## EXERCISE DETAILS
A line counts if it contains the string "color"; say how many such lines there are, giving only the number.

==*==

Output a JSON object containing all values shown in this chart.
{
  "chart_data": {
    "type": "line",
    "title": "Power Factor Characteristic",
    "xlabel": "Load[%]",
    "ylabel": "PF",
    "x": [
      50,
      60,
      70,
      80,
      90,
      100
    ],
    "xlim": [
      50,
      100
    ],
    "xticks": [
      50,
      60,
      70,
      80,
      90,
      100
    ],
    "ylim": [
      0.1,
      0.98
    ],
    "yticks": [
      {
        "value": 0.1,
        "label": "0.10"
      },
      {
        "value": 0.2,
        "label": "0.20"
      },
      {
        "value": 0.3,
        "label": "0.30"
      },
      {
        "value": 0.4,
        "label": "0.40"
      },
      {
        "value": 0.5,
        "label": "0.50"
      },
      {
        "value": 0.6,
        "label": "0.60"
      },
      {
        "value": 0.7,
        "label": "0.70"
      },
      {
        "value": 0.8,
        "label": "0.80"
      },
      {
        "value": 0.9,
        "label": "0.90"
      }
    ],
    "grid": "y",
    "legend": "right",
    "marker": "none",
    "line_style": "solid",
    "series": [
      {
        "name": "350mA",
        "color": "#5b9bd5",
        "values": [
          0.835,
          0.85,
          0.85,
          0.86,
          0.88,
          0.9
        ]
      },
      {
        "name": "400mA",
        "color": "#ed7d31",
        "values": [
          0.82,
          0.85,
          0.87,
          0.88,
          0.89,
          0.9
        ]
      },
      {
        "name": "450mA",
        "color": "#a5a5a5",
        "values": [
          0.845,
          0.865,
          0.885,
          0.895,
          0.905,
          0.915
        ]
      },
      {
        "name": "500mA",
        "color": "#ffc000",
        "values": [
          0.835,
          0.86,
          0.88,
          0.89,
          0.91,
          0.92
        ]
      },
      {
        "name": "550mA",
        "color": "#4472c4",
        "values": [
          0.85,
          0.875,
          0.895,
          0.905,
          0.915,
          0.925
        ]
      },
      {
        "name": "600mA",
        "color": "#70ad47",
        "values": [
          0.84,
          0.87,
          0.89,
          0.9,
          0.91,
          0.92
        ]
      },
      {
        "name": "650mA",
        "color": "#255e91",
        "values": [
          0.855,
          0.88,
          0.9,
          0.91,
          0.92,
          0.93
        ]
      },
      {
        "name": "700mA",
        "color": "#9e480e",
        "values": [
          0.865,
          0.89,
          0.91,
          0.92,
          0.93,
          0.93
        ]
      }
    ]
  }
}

==*==

## ANSWER TO THIS EXERCISE
8